#### Prompt:
Transcribe every line, keeping it exact.

******

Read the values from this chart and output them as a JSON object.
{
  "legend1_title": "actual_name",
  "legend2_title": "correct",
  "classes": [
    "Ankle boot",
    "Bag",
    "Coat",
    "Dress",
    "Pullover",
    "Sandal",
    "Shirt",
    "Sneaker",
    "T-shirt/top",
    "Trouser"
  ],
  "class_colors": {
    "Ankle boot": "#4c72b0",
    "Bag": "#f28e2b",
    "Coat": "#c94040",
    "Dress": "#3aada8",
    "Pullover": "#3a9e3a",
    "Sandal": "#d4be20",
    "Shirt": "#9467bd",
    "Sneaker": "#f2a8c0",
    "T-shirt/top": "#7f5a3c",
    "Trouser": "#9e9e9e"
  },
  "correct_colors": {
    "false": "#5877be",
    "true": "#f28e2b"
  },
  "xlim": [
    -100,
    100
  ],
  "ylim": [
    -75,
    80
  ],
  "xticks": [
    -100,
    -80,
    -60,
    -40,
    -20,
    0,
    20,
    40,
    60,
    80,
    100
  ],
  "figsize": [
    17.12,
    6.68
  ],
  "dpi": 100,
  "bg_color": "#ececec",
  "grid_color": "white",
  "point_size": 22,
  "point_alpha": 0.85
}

******

#### Response for this exercise:
Read the values from this chart and output them as a JSON object.
{
  "legend1_title": "actual_name",
  "legend2_title": "correct",
  "classes": [
    "Ankle boot",
    "Bag",
    "Coat",
    "Dress",
    "Pullover",
    "Sandal",
    "Shirt",
    "Sneaker",
    "T-shirt/top",
    "Trouser"
  ],
  "class_colors": {
    "Ankle boot": "#4c72b0",
    "Bag": "#f28e2b",
    "Coat": "#c94040",
    "Dress": "#3aada8",
    "Pullover": "#3a9e3a",
    "Sandal": "#d4be20",
    "Shirt": "#9467bd",
    "Sneaker": "#f2a8c0",
    "T-shirt/top": "#7f5a3c",
    "Trouser": "#9e9e9e"
  },
  "correct_colors": {
    "false": "#5877be",
    "true": "#f28e2b"
  },
  "xlim": [
    -100,
    100
  ],
  "ylim": [
    -75,
    80
  ],
  "xticks": [
    -100,
    -80,
    -60,
    -40,
    -20,
    0,
    20,
    40,
    60,
    80,
    100
  ],
  "figsize": [
    17.12,
    6.68
  ],
  "dpi": 100,
  "bg_color": "#ececec",
  "grid_color": "white",
  "point_size": 22,
  "point_alpha": 0.85
}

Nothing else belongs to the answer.